[Data items]
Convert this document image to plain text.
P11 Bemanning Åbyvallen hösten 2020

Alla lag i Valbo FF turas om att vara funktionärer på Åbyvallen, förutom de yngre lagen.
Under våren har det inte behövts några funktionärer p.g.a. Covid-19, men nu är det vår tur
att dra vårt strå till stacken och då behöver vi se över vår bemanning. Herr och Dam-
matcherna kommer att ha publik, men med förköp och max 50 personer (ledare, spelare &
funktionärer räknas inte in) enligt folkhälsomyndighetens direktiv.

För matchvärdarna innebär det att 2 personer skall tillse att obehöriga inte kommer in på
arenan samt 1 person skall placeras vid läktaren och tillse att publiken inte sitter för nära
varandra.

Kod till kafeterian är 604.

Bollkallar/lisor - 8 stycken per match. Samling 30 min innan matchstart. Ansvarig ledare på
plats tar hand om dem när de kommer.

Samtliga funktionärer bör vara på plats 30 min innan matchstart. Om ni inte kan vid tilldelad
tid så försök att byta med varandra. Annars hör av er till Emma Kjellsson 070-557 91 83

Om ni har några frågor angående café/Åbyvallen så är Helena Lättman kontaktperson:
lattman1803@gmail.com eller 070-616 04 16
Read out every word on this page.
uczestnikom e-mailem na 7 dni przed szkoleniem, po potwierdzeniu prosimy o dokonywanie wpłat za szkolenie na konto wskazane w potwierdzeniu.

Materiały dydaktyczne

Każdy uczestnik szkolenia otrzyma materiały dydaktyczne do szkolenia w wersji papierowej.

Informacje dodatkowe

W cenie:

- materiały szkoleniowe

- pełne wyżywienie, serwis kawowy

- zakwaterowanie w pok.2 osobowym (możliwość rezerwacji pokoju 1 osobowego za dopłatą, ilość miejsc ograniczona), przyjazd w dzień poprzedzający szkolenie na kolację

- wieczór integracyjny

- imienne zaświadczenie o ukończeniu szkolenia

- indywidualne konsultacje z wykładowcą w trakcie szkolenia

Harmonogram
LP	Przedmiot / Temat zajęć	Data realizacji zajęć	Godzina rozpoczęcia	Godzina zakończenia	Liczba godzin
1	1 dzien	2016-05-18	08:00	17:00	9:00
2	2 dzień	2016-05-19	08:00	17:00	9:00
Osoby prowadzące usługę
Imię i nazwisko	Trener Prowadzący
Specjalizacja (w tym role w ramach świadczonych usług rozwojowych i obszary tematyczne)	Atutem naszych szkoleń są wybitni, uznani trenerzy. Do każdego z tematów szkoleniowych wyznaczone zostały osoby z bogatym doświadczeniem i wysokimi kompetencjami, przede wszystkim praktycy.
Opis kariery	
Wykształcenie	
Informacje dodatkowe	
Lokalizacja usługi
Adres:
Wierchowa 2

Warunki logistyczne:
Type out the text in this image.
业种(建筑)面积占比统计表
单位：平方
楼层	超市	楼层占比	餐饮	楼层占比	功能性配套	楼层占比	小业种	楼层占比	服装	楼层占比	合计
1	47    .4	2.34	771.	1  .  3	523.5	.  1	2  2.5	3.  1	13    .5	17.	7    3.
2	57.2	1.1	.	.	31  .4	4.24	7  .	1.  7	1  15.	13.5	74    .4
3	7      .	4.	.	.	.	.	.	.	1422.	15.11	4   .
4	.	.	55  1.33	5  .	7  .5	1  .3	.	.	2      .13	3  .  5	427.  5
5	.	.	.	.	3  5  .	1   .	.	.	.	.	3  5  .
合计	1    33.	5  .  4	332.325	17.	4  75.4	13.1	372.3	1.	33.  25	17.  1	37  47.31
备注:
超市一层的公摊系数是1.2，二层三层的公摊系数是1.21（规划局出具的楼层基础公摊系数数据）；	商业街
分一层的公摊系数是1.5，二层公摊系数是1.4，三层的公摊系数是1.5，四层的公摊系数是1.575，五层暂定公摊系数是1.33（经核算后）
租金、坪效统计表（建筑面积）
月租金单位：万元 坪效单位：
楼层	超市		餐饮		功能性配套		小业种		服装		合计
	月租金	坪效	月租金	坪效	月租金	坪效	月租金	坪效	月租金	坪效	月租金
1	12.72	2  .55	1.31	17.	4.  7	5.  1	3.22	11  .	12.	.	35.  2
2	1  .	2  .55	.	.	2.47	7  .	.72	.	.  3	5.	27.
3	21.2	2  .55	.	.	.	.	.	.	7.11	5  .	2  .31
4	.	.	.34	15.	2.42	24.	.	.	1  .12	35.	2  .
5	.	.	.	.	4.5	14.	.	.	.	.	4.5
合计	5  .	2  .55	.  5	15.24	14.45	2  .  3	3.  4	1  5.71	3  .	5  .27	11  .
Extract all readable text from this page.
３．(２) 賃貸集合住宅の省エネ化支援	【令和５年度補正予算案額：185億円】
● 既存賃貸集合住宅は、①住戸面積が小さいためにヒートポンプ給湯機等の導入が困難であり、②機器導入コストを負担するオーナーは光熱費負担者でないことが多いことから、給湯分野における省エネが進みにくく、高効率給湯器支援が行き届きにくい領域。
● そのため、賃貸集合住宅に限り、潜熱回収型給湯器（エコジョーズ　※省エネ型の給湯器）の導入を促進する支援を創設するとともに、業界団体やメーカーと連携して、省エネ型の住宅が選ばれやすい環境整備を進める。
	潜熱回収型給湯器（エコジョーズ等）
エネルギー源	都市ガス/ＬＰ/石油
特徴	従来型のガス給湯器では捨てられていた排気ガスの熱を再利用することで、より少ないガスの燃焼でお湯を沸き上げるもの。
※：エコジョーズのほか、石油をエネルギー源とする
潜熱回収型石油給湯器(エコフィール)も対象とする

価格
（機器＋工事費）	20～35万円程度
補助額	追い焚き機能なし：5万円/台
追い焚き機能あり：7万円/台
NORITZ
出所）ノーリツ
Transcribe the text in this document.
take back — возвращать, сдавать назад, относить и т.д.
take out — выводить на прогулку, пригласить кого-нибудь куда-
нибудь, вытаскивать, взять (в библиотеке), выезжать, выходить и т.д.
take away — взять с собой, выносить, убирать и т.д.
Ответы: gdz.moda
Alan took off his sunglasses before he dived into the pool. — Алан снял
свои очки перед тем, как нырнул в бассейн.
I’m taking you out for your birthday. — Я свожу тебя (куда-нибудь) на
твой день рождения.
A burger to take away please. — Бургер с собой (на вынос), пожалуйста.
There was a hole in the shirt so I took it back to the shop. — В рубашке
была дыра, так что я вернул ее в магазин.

EXERCISE DESCRIPTION:
Of the lines in the data, how many hold the string "text"? State the number, nothing else.

REPLY:
4